Dataset items:
• • • •
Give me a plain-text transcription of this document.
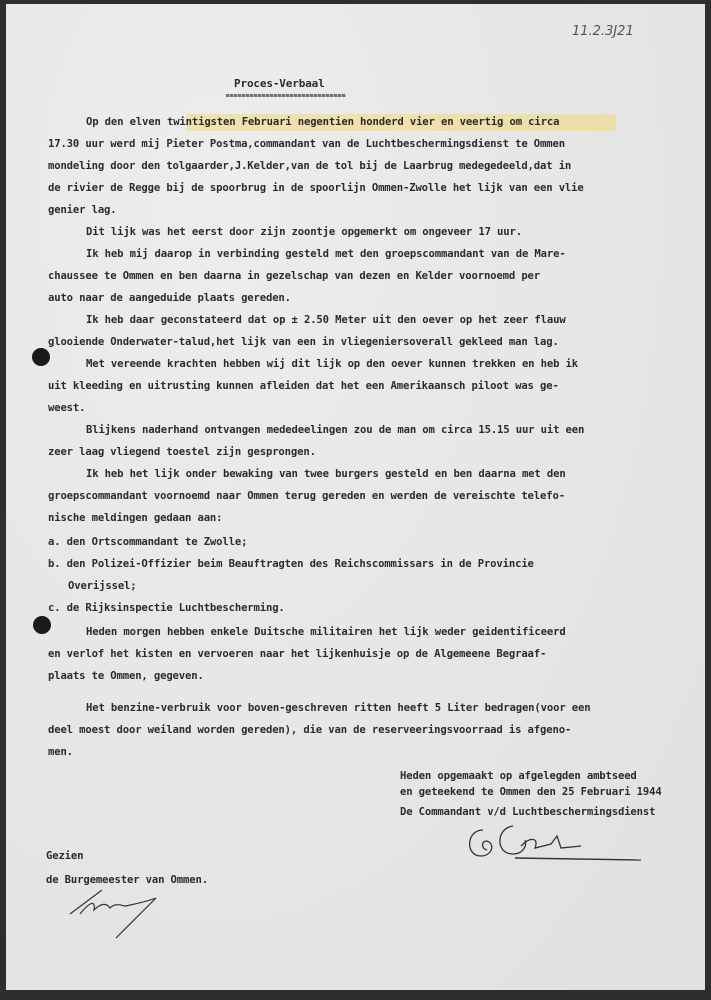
11.2.3J21
Proces-Verbaal
Op den elven twintigsten Februari negentien honderd vier en veertig om circa
17.30 uur werd mij Pieter Postma,commandant van de Luchtbeschermingsdienst te Ommen
mondeling door den tolgaarder,J.Kelder,van de tol bij de Laarbrug medegedeeld,dat in
de rivier de Regge bij de spoorbrug in de spoorlijn Ommen-Zwolle het lijk van een vlie
genier lag.
Dit lijk was het eerst door zijn zoontje opgemerkt om ongeveer 17 uur.
Ik heb mij daarop in verbinding gesteld met den groepscommandant van de Mare-
chaussee te Ommen en ben daarna in gezelschap van dezen en Kelder voornoemd per
auto naar de aangeduide plaats gereden.
Ik heb daar geconstateerd dat op ± 2.50 Meter uit den oever op het zeer flauw
glooiende Onderwater-talud,het lijk van een in vliegeniersoverall gekleed man lag.
Met vereende krachten hebben wij dit lijk op den oever kunnen trekken en heb ik
uit kleeding en uitrusting kunnen afleiden dat het een Amerikaansch piloot was ge-
weest.
Blijkens naderhand ontvangen mededeelingen zou de man om circa 15.15 uur uit een
zeer laag vliegend toestel zijn gesprongen.
Ik heb het lijk onder bewaking van twee burgers gesteld en ben daarna met den
groepscommandant voornoemd naar Ommen terug gereden en werden de vereischte telefo-
nische meldingen gedaan aan:
a. den Ortscommandant te Zwolle;
b. den Polizei-Offizier beim Beauftragten des Reichscommissars in de Provincie
Overijssel;
c. de Rijksinspectie Luchtbescherming.
Heden morgen hebben enkele Duitsche militairen het lijk weder geidentificeerd
en verlof het kisten en vervoeren naar het lijkenhuisje op de Algemeene Begraaf-
plaats te Ommen, gegeven.
Het benzine-verbruik voor boven-geschreven ritten heeft 5 Liter bedragen(voor een
deel moest door weiland worden gereden), die van de reserveeringsvoorraad is afgeno-
men.
Heden opgemaakt op afgelegden ambtseed
en geteekend te Ommen den 25 Februari 1944
De Commandant v/d Luchtbeschermingsdienst
Gezien
de Burgemeester van Ommen.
• • • •
Goal:
Extract all lines that hold the word "gereden".

Output for this exercise:
auto naar de aangeduide plaats gereden.
groepscommandant voornoemd naar Ommen terug gereden en werden de vereischte telefo-
deel moest door weiland worden gereden), die van de reserveeringsvoorraad is afgeno-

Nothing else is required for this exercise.